• [What you are asked to do]: Repeat the whole listing below, word for word.

• [Listed entries]:
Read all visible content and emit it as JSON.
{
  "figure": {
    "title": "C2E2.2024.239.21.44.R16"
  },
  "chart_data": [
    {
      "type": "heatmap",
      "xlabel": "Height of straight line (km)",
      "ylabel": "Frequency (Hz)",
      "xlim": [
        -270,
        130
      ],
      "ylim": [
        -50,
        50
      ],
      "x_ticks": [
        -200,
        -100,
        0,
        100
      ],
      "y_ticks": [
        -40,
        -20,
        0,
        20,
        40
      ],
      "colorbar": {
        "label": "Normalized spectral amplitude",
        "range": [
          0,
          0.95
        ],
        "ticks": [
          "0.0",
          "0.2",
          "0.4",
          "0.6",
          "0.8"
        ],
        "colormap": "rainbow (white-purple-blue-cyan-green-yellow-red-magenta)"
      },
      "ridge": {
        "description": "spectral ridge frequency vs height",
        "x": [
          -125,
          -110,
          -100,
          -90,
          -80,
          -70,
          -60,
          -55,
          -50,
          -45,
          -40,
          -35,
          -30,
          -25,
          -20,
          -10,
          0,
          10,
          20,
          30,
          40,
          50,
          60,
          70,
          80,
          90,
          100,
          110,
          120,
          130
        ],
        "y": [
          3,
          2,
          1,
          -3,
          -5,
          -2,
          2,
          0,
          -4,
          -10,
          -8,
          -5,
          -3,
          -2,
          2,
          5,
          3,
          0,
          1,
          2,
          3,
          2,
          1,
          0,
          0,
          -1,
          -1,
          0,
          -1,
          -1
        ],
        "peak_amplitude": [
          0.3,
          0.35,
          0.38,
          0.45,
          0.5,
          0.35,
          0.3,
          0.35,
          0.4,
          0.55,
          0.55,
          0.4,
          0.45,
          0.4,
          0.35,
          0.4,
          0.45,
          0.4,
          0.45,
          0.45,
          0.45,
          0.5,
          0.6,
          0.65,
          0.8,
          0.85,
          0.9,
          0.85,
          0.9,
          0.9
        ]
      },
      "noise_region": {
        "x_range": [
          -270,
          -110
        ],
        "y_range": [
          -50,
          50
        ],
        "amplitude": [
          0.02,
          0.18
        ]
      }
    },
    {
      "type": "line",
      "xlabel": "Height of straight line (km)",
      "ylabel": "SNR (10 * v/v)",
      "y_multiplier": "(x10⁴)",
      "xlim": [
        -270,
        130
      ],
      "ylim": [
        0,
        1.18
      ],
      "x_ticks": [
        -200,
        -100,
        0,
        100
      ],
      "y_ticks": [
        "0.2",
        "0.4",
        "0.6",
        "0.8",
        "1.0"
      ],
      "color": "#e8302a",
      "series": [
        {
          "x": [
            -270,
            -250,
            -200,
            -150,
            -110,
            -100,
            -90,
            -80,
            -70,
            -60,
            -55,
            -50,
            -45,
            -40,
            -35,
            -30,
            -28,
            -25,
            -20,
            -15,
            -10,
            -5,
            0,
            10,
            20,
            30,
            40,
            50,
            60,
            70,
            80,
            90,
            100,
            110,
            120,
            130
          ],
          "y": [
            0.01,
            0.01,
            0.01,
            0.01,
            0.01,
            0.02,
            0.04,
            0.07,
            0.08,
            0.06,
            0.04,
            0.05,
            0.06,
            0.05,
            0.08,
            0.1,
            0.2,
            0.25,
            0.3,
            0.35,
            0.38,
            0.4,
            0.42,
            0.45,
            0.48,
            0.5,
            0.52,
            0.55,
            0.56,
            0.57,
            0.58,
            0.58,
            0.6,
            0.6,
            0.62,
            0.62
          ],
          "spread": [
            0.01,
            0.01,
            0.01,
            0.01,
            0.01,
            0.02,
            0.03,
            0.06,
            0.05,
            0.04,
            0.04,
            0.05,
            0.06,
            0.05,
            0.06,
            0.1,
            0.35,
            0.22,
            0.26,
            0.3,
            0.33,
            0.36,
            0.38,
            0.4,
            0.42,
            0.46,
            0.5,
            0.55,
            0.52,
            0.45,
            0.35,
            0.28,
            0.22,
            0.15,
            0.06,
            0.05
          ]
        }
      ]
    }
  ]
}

• [The response]:
Read all visible content and emit it as JSON.
{
  "figure": {
    "title": "C2E2.2024.239.21.44.R16"
  },
  "chart_data": [
    {
      "type": "heatmap",
      "xlabel": "Height of straight line (km)",
      "ylabel": "Frequency (Hz)",
      "xlim": [
        -270,
        130
      ],
      "ylim": [
        -50,
        50
      ],
      "x_ticks": [
        -200,
        -100,
        0,
        100
      ],
      "y_ticks": [
        -40,
        -20,
        0,
        20,
        40
      ],
      "colorbar": {
        "label": "Normalized spectral amplitude",
        "range": [
          0,
          0.95
        ],
        "ticks": [
          "0.0",
          "0.2",
          "0.4",
          "0.6",
          "0.8"
        ],
        "colormap": "rainbow (white-purple-blue-cyan-green-yellow-red-magenta)"
      },
      "ridge": {
        "description": "spectral ridge frequency vs height",
        "x": [
          -125,
          -110,
          -100,
          -90,
          -80,
          -70,
          -60,
          -55,
          -50,
          -45,
          -40,
          -35,
          -30,
          -25,
          -20,
          -10,
          0,
          10,
          20,
          30,
          40,
          50,
          60,
          70,
          80,
          90,
          100,
          110,
          120,
          130
        ],
        "y": [
          3,
          2,
          1,
          -3,
          -5,
          -2,
          2,
          0,
          -4,
          -10,
          -8,
          -5,
          -3,
          -2,
          2,
          5,
          3,
          0,
          1,
          2,
          3,
          2,
          1,
          0,
          0,
          -1,
          -1,
          0,
          -1,
          -1
        ],
        "peak_amplitude": [
          0.3,
          0.35,
          0.38,
          0.45,
          0.5,
          0.35,
          0.3,
          0.35,
          0.4,
          0.55,
          0.55,
          0.4,
          0.45,
          0.4,
          0.35,
          0.4,
          0.45,
          0.4,
          0.45,
          0.45,
          0.45,
          0.5,
          0.6,
          0.65,
          0.8,
          0.85,
          0.9,
          0.85,
          0.9,
          0.9
        ]
      },
      "noise_region": {
        "x_range": [
          -270,
          -110
        ],
        "y_range": [
          -50,
          50
        ],
        "amplitude": [
          0.02,
          0.18
        ]
      }
    },
    {
      "type": "line",
      "xlabel": "Height of straight line (km)",
      "ylabel": "SNR (10 * v/v)",
      "y_multiplier": "(x10⁴)",
      "xlim": [
        -270,
        130
      ],
      "ylim": [
        0,
        1.18
      ],
      "x_ticks": [
        -200,
        -100,
        0,
        100
      ],
      "y_ticks": [
        "0.2",
        "0.4",
        "0.6",
        "0.8",
        "1.0"
      ],
      "color": "#e8302a",
      "series": [
        {
          "x": [
            -270,
            -250,
            -200,
            -150,
            -110,
            -100,
            -90,
            -80,
            -70,
            -60,
            -55,
            -50,
            -45,
            -40,
            -35,
            -30,
            -28,
            -25,
            -20,
            -15,
            -10,
            -5,
            0,
            10,
            20,
            30,
            40,
            50,
            60,
            70,
            80,
            90,
            100,
            110,
            120,
            130
          ],
          "y": [
            0.01,
            0.01,
            0.01,
            0.01,
            0.01,
            0.02,
            0.04,
            0.07,
            0.08,
            0.06,
            0.04,
            0.05,
            0.06,
            0.05,
            0.08,
            0.1,
            0.2,
            0.25,
            0.3,
            0.35,
            0.38,
            0.4,
            0.42,
            0.45,
            0.48,
            0.5,
            0.52,
            0.55,
            0.56,
            0.57,
            0.58,
            0.58,
            0.6,
            0.6,
            0.62,
            0.62
          ],
          "spread": [
            0.01,
            0.01,
            0.01,
            0.01,
            0.01,
            0.02,
            0.03,
            0.06,
            0.05,
            0.04,
            0.04,
            0.05,
            0.06,
            0.05,
            0.06,
            0.1,
            0.35,
            0.22,
            0.26,
            0.3,
            0.33,
            0.36,
            0.38,
            0.4,
            0.42,
            0.46,
            0.5,
            0.55,
            0.52,
            0.45,
            0.35,
            0.28,
            0.22,
            0.15,
            0.06,
            0.05
          ]
        }
      ]
    }
  ]
}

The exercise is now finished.